**What you need to do:** Reproduce the lines of the following entries character for character, keeping their order and line breaks.

**Information shown:**
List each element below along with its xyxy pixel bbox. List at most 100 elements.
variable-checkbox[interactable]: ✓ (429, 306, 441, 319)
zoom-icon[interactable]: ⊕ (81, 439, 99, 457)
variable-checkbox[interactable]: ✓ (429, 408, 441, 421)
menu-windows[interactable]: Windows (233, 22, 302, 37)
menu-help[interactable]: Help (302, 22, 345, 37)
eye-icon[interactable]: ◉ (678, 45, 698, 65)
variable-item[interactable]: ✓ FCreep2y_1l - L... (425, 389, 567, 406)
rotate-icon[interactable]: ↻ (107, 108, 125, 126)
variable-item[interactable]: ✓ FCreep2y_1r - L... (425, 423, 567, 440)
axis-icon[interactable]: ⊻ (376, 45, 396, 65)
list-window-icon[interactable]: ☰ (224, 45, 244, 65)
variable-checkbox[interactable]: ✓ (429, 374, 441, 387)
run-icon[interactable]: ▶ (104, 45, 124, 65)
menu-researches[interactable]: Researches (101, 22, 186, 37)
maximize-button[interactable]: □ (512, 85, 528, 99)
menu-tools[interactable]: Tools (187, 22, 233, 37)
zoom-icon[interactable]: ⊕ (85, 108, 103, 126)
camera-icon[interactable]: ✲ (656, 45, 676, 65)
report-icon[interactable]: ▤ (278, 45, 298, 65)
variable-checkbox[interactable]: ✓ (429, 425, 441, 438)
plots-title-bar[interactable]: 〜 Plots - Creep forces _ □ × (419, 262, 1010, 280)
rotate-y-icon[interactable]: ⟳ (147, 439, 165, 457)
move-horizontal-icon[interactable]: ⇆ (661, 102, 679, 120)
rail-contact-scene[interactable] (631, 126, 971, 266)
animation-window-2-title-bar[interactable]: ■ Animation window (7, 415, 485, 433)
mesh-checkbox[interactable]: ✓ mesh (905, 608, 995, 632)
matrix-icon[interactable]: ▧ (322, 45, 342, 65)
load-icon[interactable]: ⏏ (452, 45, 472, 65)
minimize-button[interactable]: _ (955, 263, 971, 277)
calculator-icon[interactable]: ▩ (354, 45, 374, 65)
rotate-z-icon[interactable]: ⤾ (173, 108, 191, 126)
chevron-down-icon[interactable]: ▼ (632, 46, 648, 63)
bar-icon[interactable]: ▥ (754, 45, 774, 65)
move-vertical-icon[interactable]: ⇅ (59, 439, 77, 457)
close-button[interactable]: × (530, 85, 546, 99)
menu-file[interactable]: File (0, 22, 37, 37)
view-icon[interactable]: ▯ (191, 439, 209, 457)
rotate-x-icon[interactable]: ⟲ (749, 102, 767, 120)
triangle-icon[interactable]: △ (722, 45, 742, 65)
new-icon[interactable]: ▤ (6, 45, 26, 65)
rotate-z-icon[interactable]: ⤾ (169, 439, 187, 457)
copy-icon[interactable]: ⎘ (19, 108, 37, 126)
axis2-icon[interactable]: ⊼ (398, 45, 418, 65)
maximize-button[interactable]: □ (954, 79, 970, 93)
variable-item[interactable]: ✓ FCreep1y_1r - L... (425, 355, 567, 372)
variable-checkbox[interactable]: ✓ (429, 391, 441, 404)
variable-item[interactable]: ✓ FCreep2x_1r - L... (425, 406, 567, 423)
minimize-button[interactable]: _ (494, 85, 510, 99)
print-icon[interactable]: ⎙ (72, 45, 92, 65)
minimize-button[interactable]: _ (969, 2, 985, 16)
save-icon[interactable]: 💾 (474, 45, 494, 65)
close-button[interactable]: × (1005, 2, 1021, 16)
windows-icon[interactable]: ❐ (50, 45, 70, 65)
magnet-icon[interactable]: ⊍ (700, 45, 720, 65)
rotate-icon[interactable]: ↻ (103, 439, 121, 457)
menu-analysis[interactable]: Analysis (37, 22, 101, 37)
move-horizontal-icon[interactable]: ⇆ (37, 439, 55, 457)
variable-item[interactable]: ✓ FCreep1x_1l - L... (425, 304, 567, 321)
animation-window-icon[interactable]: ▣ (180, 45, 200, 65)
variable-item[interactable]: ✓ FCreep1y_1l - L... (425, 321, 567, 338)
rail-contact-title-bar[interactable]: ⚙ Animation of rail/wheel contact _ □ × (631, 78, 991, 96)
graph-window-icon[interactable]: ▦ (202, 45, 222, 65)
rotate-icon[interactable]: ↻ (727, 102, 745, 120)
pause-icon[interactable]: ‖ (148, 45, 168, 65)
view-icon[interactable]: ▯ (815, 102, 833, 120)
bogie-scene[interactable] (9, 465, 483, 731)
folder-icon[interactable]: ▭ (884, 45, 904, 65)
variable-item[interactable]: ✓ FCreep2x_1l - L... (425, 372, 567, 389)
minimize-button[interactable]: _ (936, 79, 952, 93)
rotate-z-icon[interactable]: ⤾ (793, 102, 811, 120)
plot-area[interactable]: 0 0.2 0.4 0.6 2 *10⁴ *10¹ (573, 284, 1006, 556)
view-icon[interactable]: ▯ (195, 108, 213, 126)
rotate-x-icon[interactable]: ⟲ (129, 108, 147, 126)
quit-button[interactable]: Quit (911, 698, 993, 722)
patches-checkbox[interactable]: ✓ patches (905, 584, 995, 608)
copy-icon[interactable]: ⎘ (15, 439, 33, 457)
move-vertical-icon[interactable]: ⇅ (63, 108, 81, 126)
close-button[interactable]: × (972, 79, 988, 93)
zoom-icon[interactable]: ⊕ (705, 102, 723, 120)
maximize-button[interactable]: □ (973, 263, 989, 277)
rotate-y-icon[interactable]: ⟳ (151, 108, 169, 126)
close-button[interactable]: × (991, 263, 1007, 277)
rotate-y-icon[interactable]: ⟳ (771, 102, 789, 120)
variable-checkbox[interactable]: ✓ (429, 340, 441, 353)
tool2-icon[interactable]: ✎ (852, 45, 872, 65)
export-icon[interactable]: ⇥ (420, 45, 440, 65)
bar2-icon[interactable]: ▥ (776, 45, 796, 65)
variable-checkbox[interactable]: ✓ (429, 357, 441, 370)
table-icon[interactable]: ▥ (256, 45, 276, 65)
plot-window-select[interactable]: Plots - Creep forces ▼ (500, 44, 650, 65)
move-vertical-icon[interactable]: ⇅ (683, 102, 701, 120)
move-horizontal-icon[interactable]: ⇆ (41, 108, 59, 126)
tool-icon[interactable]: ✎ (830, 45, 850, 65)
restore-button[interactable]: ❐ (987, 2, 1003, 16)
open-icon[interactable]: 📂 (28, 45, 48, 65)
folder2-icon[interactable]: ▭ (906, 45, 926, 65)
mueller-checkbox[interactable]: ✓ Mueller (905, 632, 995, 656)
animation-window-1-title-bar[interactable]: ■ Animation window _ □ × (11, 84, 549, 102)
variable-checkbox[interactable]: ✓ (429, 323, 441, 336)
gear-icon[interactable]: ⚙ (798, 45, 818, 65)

**Task result:**
List each element below along with its xyxy pixel bbox. List at most 100 elements.
variable-checkbox[interactable]: ✓ (429, 306, 441, 319)
zoom-icon[interactable]: ⊕ (81, 439, 99, 457)
variable-checkbox[interactable]: ✓ (429, 408, 441, 421)
menu-windows[interactable]: Windows (233, 22, 302, 37)
menu-help[interactable]: Help (302, 22, 345, 37)
eye-icon[interactable]: ◉ (678, 45, 698, 65)
variable-item[interactable]: ✓ FCreep2y_1l - L... (425, 389, 567, 406)
rotate-icon[interactable]: ↻ (107, 108, 125, 126)
variable-item[interactable]: ✓ FCreep2y_1r - L... (425, 423, 567, 440)
axis-icon[interactable]: ⊻ (376, 45, 396, 65)
list-window-icon[interactable]: ☰ (224, 45, 244, 65)
variable-checkbox[interactable]: ✓ (429, 374, 441, 387)
run-icon[interactable]: ▶ (104, 45, 124, 65)
menu-researches[interactable]: Researches (101, 22, 186, 37)
maximize-button[interactable]: □ (512, 85, 528, 99)
menu-tools[interactable]: Tools (187, 22, 233, 37)
zoom-icon[interactable]: ⊕ (85, 108, 103, 126)
camera-icon[interactable]: ✲ (656, 45, 676, 65)
report-icon[interactable]: ▤ (278, 45, 298, 65)
variable-checkbox[interactable]: ✓ (429, 425, 441, 438)
plots-title-bar[interactable]: 〜 Plots - Creep forces _ □ × (419, 262, 1010, 280)
rotate-y-icon[interactable]: ⟳ (147, 439, 165, 457)
move-horizontal-icon[interactable]: ⇆ (661, 102, 679, 120)
rail-contact-scene[interactable] (631, 126, 971, 266)
animation-window-2-title-bar[interactable]: ■ Animation window (7, 415, 485, 433)
mesh-checkbox[interactable]: ✓ mesh (905, 608, 995, 632)
matrix-icon[interactable]: ▧ (322, 45, 342, 65)
load-icon[interactable]: ⏏ (452, 45, 472, 65)
minimize-button[interactable]: _ (955, 263, 971, 277)
calculator-icon[interactable]: ▩ (354, 45, 374, 65)
rotate-z-icon[interactable]: ⤾ (173, 108, 191, 126)
chevron-down-icon[interactable]: ▼ (632, 46, 648, 63)
bar-icon[interactable]: ▥ (754, 45, 774, 65)
move-vertical-icon[interactable]: ⇅ (59, 439, 77, 457)
close-button[interactable]: × (530, 85, 546, 99)
menu-file[interactable]: File (0, 22, 37, 37)
view-icon[interactable]: ▯ (191, 439, 209, 457)
rotate-x-icon[interactable]: ⟲ (749, 102, 767, 120)
triangle-icon[interactable]: △ (722, 45, 742, 65)
new-icon[interactable]: ▤ (6, 45, 26, 65)
rotate-z-icon[interactable]: ⤾ (169, 439, 187, 457)
copy-icon[interactable]: ⎘ (19, 108, 37, 126)
axis2-icon[interactable]: ⊼ (398, 45, 418, 65)
maximize-button[interactable]: □ (954, 79, 970, 93)
variable-item[interactable]: ✓ FCreep1y_1r - L... (425, 355, 567, 372)
variable-checkbox[interactable]: ✓ (429, 391, 441, 404)
variable-item[interactable]: ✓ FCreep2x_1r - L... (425, 406, 567, 423)
minimize-button[interactable]: _ (494, 85, 510, 99)
print-icon[interactable]: ⎙ (72, 45, 92, 65)
minimize-button[interactable]: _ (969, 2, 985, 16)
save-icon[interactable]: 💾 (474, 45, 494, 65)
close-button[interactable]: × (1005, 2, 1021, 16)
windows-icon[interactable]: ❐ (50, 45, 70, 65)
magnet-icon[interactable]: ⊍ (700, 45, 720, 65)
rotate-icon[interactable]: ↻ (103, 439, 121, 457)
menu-analysis[interactable]: Analysis (37, 22, 101, 37)
move-horizontal-icon[interactable]: ⇆ (37, 439, 55, 457)
variable-item[interactable]: ✓ FCreep1x_1l - L... (425, 304, 567, 321)
animation-window-icon[interactable]: ▣ (180, 45, 200, 65)
variable-item[interactable]: ✓ FCreep1y_1l - L... (425, 321, 567, 338)
rail-contact-title-bar[interactable]: ⚙ Animation of rail/wheel contact _ □ × (631, 78, 991, 96)
graph-window-icon[interactable]: ▦ (202, 45, 222, 65)
rotate-icon[interactable]: ↻ (727, 102, 745, 120)
pause-icon[interactable]: ‖ (148, 45, 168, 65)
view-icon[interactable]: ▯ (815, 102, 833, 120)
bogie-scene[interactable] (9, 465, 483, 731)
folder-icon[interactable]: ▭ (884, 45, 904, 65)
variable-item[interactable]: ✓ FCreep2x_1l - L... (425, 372, 567, 389)
minimize-button[interactable]: _ (936, 79, 952, 93)
rotate-z-icon[interactable]: ⤾ (793, 102, 811, 120)
plot-area[interactable]: 0 0.2 0.4 0.6 2 *10⁴ *10¹ (573, 284, 1006, 556)
view-icon[interactable]: ▯ (195, 108, 213, 126)
rotate-x-icon[interactable]: ⟲ (129, 108, 147, 126)
quit-button[interactable]: Quit (911, 698, 993, 722)
patches-checkbox[interactable]: ✓ patches (905, 584, 995, 608)
copy-icon[interactable]: ⎘ (15, 439, 33, 457)
move-vertical-icon[interactable]: ⇅ (63, 108, 81, 126)
close-button[interactable]: × (972, 79, 988, 93)
zoom-icon[interactable]: ⊕ (705, 102, 723, 120)
maximize-button[interactable]: □ (973, 263, 989, 277)
rotate-y-icon[interactable]: ⟳ (151, 108, 169, 126)
close-button[interactable]: × (991, 263, 1007, 277)
rotate-y-icon[interactable]: ⟳ (771, 102, 789, 120)
variable-checkbox[interactable]: ✓ (429, 340, 441, 353)
tool2-icon[interactable]: ✎ (852, 45, 872, 65)
export-icon[interactable]: ⇥ (420, 45, 440, 65)
bar2-icon[interactable]: ▥ (776, 45, 796, 65)
variable-checkbox[interactable]: ✓ (429, 357, 441, 370)
table-icon[interactable]: ▥ (256, 45, 276, 65)
plot-window-select[interactable]: Plots - Creep forces ▼ (500, 44, 650, 65)
move-vertical-icon[interactable]: ⇅ (683, 102, 701, 120)
move-horizontal-icon[interactable]: ⇆ (41, 108, 59, 126)
tool-icon[interactable]: ✎ (830, 45, 850, 65)
restore-button[interactable]: ❐ (987, 2, 1003, 16)
open-icon[interactable]: 📂 (28, 45, 48, 65)
folder2-icon[interactable]: ▭ (906, 45, 926, 65)
mueller-checkbox[interactable]: ✓ Mueller (905, 632, 995, 656)
animation-window-1-title-bar[interactable]: ■ Animation window _ □ × (11, 84, 549, 102)
variable-checkbox[interactable]: ✓ (429, 323, 441, 336)
gear-icon[interactable]: ⚙ (798, 45, 818, 65)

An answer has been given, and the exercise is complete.